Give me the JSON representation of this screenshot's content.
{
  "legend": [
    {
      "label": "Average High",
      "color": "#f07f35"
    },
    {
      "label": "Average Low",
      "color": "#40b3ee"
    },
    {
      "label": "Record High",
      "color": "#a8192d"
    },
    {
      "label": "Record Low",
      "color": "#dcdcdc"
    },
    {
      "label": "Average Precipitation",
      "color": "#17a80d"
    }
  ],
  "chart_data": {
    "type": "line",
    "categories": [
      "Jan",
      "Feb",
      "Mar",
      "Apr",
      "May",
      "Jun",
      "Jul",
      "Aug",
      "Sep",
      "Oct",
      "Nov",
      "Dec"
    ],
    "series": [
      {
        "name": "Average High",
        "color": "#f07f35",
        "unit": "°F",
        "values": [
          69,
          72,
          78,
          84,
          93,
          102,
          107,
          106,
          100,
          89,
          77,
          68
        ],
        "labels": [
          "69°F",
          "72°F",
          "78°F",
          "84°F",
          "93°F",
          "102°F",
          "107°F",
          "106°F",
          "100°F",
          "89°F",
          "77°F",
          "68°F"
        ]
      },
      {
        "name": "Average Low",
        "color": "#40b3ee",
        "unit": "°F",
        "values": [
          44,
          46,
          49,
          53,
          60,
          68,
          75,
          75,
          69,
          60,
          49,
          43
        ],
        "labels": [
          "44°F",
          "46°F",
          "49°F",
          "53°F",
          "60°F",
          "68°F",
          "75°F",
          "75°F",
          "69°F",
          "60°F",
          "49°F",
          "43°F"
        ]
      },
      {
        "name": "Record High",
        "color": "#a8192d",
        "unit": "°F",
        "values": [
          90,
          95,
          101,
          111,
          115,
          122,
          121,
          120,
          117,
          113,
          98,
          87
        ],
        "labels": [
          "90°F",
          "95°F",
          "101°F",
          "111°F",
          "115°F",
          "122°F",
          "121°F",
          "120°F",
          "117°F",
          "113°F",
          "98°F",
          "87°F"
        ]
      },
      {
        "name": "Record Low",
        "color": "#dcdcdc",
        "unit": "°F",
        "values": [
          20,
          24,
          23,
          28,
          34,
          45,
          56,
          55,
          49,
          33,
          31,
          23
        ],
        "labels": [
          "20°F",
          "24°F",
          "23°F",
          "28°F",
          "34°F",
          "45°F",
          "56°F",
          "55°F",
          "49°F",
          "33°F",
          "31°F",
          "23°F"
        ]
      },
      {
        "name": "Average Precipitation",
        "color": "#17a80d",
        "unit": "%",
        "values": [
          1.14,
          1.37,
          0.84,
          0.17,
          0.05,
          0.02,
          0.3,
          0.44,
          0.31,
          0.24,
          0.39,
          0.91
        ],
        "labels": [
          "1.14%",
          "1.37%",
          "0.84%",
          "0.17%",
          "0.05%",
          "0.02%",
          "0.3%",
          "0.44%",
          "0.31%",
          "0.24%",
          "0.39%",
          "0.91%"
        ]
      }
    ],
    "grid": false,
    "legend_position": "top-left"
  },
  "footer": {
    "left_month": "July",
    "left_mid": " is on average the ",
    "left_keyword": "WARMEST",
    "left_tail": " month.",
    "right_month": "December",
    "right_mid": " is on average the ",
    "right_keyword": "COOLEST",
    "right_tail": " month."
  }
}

───

**Directions for this task**
From the records above, extract every entry verbatim.

**Complete response**
Give me the JSON representation of this screenshot's content.
{
  "legend": [
    {
      "label": "Average High",
      "color": "#f07f35"
    },
    {
      "label": "Average Low",
      "color": "#40b3ee"
    },
    {
      "label": "Record High",
      "color": "#a8192d"
    },
    {
      "label": "Record Low",
      "color": "#dcdcdc"
    },
    {
      "label": "Average Precipitation",
      "color": "#17a80d"
    }
  ],
  "chart_data": {
    "type": "line",
    "categories": [
      "Jan",
      "Feb",
      "Mar",
      "Apr",
      "May",
      "Jun",
      "Jul",
      "Aug",
      "Sep",
      "Oct",
      "Nov",
      "Dec"
    ],
    "series": [
      {
        "name": "Average High",
        "color": "#f07f35",
        "unit": "°F",
        "values": [
          69,
          72,
          78,
          84,
          93,
          102,
          107,
          106,
          100,
          89,
          77,
          68
        ],
        "labels": [
          "69°F",
          "72°F",
          "78°F",
          "84°F",
          "93°F",
          "102°F",
          "107°F",
          "106°F",
          "100°F",
          "89°F",
          "77°F",
          "68°F"
        ]
      },
      {
        "name": "Average Low",
        "color": "#40b3ee",
        "unit": "°F",
        "values": [
          44,
          46,
          49,
          53,
          60,
          68,
          75,
          75,
          69,
          60,
          49,
          43
        ],
        "labels": [
          "44°F",
          "46°F",
          "49°F",
          "53°F",
          "60°F",
          "68°F",
          "75°F",
          "75°F",
          "69°F",
          "60°F",
          "49°F",
          "43°F"
        ]
      },
      {
        "name": "Record High",
        "color": "#a8192d",
        "unit": "°F",
        "values": [
          90,
          95,
          101,
          111,
          115,
          122,
          121,
          120,
          117,
          113,
          98,
          87
        ],
        "labels": [
          "90°F",
          "95°F",
          "101°F",
          "111°F",
          "115°F",
          "122°F",
          "121°F",
          "120°F",
          "117°F",
          "113°F",
          "98°F",
          "87°F"
        ]
      },
      {
        "name": "Record Low",
        "color": "#dcdcdc",
        "unit": "°F",
        "values": [
          20,
          24,
          23,
          28,
          34,
          45,
          56,
          55,
          49,
          33,
          31,
          23
        ],
        "labels": [
          "20°F",
          "24°F",
          "23°F",
          "28°F",
          "34°F",
          "45°F",
          "56°F",
          "55°F",
          "49°F",
          "33°F",
          "31°F",
          "23°F"
        ]
      },
      {
        "name": "Average Precipitation",
        "color": "#17a80d",
        "unit": "%",
        "values": [
          1.14,
          1.37,
          0.84,
          0.17,
          0.05,
          0.02,
          0.3,
          0.44,
          0.31,
          0.24,
          0.39,
          0.91
        ],
        "labels": [
          "1.14%",
          "1.37%",
          "0.84%",
          "0.17%",
          "0.05%",
          "0.02%",
          "0.3%",
          "0.44%",
          "0.31%",
          "0.24%",
          "0.39%",
          "0.91%"
        ]
      }
    ],
    "grid": false,
    "legend_position": "top-left"
  },
  "footer": {
    "left_month": "July",
    "left_mid": " is on average the ",
    "left_keyword": "WARMEST",
    "left_tail": " month.",
    "right_month": "December",
    "right_mid": " is on average the ",
    "right_keyword": "COOLEST",
    "right_tail": " month."
  }
}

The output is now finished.